▸ Given exercise:
Filter the listing below, copying every line in which the word "prove" appears.

---------- Extracted entries

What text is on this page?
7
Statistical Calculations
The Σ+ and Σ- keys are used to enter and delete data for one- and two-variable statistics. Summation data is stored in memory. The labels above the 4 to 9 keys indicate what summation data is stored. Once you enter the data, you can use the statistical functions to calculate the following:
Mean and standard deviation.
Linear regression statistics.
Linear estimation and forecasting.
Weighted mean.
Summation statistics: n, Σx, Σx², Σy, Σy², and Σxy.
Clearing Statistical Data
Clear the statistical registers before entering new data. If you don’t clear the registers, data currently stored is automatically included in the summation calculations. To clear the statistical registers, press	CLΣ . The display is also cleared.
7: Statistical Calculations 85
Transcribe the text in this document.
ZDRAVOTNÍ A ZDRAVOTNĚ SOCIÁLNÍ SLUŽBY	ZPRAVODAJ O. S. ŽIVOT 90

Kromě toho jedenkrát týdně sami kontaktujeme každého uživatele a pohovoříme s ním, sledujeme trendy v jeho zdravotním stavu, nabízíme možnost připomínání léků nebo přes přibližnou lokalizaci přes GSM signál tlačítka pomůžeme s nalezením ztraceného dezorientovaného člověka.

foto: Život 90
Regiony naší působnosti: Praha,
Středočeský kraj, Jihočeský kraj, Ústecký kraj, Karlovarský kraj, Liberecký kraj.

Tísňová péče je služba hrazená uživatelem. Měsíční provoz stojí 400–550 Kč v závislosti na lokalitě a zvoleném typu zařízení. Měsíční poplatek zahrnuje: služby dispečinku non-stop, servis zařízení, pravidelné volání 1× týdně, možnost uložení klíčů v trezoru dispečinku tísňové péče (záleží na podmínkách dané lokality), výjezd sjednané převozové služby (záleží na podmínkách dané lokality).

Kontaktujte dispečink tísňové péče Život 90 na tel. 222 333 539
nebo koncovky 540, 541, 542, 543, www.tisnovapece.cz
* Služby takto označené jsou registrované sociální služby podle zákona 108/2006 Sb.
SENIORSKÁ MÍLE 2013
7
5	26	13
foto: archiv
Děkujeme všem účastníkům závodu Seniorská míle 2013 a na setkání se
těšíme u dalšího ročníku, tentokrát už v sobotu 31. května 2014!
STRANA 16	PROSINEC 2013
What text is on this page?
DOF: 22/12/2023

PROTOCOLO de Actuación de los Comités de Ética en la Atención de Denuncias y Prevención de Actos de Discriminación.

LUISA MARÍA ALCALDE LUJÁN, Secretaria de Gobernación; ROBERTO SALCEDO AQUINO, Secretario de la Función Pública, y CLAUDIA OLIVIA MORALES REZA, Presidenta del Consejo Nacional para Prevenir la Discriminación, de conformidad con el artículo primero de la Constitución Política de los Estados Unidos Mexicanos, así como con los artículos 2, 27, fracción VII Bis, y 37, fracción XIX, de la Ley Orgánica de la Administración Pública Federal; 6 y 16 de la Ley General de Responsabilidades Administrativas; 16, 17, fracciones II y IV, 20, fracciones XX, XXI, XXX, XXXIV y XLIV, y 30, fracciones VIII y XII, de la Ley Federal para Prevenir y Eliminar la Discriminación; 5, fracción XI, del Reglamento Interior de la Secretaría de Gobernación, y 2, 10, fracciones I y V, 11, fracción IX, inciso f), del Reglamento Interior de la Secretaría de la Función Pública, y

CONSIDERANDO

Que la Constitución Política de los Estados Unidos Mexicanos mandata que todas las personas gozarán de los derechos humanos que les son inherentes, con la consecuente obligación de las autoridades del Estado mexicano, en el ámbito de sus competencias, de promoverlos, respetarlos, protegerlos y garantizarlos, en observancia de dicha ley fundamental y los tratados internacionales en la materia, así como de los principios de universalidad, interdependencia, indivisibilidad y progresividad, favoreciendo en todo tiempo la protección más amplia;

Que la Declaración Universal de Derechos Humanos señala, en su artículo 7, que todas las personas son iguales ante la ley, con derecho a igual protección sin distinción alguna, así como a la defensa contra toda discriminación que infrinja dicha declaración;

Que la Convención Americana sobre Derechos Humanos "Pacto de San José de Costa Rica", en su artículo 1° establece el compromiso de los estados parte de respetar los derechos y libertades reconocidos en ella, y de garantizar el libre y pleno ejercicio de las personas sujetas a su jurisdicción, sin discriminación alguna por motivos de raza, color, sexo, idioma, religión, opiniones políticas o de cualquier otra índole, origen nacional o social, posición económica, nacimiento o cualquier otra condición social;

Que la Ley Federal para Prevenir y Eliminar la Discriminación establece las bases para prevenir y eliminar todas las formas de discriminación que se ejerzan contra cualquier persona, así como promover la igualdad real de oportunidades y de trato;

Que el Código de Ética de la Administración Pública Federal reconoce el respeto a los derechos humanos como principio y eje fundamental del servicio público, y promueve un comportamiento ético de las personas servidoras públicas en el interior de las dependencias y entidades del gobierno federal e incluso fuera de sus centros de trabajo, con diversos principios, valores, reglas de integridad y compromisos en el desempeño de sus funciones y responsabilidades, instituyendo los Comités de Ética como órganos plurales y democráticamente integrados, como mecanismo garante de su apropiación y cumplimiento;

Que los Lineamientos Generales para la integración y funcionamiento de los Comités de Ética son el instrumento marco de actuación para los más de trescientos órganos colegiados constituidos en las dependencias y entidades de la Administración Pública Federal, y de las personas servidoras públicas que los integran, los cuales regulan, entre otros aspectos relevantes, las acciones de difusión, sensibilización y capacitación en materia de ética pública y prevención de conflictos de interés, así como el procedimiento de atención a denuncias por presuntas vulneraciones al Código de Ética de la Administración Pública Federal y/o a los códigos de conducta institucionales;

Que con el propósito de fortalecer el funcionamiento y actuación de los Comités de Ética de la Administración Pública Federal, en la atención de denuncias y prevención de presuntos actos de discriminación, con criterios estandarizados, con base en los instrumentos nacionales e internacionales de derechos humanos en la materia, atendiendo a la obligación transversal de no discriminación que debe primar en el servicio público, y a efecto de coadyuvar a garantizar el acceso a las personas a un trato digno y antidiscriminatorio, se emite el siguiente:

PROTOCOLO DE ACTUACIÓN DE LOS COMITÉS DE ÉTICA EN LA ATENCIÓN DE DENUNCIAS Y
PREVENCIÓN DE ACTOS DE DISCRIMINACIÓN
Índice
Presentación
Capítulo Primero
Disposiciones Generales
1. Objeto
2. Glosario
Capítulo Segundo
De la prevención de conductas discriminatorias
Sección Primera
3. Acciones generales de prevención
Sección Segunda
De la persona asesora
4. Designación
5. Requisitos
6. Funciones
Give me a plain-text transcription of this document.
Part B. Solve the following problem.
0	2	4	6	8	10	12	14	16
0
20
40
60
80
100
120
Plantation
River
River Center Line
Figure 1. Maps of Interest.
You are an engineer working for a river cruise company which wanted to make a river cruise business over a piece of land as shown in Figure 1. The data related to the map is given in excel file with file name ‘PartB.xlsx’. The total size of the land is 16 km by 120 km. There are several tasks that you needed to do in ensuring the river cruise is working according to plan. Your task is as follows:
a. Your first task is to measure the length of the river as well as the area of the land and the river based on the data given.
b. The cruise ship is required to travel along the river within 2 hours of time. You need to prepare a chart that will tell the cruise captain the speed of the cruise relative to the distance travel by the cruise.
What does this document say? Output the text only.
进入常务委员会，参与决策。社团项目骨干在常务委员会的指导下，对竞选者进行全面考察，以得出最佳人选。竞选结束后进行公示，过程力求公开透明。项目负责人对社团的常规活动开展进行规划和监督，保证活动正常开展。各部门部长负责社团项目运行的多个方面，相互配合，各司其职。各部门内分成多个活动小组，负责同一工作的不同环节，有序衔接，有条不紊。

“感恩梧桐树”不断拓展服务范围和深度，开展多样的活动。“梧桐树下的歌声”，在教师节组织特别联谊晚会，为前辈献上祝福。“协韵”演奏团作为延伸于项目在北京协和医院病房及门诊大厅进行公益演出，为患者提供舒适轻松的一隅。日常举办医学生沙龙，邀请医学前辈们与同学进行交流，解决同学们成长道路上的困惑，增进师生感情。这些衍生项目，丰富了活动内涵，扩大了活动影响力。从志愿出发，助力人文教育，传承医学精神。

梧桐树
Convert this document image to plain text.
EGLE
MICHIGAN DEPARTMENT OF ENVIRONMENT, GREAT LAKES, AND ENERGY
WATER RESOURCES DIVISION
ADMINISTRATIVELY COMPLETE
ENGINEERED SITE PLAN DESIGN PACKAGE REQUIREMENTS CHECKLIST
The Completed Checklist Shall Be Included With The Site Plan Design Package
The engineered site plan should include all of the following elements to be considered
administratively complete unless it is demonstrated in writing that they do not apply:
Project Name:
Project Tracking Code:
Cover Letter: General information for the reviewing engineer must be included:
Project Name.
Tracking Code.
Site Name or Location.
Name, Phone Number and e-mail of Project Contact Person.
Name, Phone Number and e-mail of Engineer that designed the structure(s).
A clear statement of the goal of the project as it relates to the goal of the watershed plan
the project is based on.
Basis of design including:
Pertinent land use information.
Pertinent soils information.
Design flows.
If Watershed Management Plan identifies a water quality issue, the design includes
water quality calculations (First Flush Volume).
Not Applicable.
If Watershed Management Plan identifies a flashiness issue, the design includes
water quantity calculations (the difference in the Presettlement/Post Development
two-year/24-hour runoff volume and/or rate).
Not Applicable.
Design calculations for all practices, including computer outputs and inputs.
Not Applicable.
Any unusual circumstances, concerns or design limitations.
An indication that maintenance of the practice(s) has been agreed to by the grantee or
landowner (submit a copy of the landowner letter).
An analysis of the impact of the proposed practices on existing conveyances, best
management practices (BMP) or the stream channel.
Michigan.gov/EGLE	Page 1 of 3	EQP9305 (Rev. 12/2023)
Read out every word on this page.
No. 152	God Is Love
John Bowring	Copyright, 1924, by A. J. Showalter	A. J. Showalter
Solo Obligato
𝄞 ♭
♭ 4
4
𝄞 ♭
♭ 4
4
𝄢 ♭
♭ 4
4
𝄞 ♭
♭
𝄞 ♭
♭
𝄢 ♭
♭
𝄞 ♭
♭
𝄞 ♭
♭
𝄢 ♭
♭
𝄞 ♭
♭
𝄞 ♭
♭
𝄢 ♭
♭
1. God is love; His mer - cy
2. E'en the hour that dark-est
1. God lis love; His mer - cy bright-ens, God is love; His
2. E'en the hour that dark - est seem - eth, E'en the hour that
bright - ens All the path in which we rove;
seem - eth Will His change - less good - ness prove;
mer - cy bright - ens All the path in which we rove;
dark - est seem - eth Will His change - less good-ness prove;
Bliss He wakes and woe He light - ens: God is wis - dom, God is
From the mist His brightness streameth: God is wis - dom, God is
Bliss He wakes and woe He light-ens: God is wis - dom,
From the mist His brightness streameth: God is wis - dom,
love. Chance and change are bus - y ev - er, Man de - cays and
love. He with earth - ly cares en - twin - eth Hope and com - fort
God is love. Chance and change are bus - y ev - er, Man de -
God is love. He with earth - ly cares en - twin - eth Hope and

--------------------

▸ Result of the task:
seem - eth Will His change - less good - ness prove;
dark - est seem - eth Will His change - less good-ness prove;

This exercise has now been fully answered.